## [Stated exercise]
Return every line below in which "JSON" appears.

━━━━━ Records supplied ━━━━━

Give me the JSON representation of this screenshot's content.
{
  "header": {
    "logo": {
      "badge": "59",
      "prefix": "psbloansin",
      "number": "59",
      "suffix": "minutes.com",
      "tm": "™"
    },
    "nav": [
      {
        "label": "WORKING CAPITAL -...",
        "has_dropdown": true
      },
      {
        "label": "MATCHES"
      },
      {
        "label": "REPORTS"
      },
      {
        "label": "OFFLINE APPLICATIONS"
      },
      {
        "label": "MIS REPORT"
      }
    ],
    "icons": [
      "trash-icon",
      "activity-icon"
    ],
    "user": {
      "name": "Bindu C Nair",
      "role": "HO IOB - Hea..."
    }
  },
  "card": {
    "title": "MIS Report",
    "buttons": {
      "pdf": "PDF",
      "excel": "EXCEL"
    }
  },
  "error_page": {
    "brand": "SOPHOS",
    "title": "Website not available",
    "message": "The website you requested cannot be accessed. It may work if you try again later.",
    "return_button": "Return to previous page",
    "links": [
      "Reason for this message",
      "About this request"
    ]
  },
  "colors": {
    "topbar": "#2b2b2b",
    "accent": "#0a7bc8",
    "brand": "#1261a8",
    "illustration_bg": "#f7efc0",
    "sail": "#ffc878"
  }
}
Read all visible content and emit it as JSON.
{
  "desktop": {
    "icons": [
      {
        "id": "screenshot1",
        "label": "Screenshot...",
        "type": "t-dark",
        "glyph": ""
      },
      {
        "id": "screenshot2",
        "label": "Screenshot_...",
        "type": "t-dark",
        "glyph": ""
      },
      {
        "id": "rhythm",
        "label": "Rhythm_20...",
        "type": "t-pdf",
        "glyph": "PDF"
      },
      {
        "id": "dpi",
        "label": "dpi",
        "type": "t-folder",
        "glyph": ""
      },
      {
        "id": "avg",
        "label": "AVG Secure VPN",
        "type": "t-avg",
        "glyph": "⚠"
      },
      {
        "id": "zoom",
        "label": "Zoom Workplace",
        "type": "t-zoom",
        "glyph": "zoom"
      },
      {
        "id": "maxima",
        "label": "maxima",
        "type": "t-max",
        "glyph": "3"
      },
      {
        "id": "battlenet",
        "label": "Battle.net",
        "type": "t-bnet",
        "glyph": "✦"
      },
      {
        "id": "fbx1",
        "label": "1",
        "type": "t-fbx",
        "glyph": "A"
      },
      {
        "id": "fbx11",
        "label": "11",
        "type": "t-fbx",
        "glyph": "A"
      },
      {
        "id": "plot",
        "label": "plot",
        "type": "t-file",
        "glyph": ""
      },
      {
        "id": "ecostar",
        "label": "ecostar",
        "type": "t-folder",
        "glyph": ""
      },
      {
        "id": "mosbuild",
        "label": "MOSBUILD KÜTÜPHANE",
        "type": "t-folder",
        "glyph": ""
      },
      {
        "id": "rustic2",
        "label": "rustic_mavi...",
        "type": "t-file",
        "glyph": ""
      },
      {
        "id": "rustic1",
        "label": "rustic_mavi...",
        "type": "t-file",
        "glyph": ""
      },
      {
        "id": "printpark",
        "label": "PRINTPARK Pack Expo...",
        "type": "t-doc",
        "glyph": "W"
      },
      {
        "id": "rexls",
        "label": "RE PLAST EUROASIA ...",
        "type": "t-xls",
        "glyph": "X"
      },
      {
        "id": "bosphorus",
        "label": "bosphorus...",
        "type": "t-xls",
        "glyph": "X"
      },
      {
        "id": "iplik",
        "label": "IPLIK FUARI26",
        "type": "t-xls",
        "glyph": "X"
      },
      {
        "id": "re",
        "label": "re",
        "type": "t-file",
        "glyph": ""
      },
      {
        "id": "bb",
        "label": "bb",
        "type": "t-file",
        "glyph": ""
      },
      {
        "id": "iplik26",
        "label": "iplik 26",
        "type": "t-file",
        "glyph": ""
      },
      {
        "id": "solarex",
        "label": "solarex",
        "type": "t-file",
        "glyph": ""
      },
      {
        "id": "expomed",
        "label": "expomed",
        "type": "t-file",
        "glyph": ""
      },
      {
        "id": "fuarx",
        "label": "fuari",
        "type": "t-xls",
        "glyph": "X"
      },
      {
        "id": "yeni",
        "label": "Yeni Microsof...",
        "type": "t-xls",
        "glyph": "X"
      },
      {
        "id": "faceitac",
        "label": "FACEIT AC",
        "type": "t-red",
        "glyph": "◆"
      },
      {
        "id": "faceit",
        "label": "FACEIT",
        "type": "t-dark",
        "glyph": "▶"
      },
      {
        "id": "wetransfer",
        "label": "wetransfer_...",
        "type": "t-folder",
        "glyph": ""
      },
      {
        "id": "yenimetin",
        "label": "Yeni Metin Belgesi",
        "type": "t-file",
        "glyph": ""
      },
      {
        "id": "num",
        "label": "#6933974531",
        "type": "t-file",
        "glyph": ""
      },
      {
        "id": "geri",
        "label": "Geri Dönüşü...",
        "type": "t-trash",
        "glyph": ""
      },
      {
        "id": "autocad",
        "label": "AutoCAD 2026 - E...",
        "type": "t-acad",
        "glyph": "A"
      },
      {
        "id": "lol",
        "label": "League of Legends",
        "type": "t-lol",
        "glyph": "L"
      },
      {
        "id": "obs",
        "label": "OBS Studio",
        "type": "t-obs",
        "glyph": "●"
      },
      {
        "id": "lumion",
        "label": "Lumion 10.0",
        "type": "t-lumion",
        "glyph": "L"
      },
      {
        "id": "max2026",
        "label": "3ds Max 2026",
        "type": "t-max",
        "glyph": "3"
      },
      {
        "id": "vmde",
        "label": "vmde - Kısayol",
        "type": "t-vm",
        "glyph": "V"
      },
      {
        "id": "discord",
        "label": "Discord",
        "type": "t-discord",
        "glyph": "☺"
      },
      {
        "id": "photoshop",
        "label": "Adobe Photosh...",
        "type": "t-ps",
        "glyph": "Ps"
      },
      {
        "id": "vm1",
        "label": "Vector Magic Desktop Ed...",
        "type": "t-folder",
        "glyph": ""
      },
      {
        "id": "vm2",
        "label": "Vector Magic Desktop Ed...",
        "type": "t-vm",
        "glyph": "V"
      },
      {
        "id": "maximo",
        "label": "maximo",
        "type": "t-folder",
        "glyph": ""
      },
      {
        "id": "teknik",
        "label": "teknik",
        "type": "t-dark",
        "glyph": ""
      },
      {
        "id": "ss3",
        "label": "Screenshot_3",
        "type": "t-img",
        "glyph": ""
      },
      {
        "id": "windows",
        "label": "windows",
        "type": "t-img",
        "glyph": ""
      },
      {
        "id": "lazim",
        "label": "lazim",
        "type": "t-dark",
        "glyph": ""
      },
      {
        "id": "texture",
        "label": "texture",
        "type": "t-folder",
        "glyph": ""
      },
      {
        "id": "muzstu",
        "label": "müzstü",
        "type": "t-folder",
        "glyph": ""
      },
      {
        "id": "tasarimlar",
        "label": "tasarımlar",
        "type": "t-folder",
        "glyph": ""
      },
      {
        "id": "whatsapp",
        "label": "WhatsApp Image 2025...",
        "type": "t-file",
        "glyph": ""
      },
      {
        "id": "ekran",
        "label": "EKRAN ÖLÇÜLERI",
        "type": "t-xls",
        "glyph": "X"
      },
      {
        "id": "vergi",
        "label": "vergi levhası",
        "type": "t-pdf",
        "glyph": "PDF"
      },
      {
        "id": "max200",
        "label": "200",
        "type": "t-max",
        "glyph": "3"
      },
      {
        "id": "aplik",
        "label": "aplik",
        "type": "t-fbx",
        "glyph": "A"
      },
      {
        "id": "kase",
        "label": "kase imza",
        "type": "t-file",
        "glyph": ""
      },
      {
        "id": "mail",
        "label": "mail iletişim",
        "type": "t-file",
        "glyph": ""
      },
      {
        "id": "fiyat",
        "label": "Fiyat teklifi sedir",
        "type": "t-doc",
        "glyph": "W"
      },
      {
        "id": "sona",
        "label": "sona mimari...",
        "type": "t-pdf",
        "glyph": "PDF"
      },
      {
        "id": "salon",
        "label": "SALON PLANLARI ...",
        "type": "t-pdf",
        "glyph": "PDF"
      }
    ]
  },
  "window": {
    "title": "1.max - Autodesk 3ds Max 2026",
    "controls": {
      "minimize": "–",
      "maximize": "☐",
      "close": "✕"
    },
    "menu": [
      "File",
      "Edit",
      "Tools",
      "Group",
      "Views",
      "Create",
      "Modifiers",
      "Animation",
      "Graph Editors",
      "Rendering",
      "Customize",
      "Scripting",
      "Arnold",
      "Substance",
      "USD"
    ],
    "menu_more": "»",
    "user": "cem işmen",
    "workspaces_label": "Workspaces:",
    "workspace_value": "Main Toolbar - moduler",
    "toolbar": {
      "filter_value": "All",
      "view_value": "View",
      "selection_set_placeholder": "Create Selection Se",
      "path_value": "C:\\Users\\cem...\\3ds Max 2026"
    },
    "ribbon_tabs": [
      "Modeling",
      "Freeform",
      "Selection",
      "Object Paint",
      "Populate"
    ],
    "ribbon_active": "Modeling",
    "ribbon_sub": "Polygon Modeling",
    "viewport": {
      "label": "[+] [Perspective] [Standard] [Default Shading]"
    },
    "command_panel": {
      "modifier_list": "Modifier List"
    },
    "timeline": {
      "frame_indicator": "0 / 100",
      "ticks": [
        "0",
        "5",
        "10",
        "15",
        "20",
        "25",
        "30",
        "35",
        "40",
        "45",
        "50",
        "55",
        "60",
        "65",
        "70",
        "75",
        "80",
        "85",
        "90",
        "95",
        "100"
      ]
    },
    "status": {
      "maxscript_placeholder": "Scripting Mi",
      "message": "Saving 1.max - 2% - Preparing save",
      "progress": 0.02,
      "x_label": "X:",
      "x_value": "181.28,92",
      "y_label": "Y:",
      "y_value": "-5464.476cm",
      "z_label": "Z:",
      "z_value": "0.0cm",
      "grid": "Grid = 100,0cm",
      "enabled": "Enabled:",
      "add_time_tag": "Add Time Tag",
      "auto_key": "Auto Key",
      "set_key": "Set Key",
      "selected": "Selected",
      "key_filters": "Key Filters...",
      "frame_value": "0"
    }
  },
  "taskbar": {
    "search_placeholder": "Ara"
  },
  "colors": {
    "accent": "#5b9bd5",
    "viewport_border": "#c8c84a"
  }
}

━━━━━

## [Solution to the problem]
Give me the JSON representation of this screenshot's content.
Read all visible content and emit it as JSON.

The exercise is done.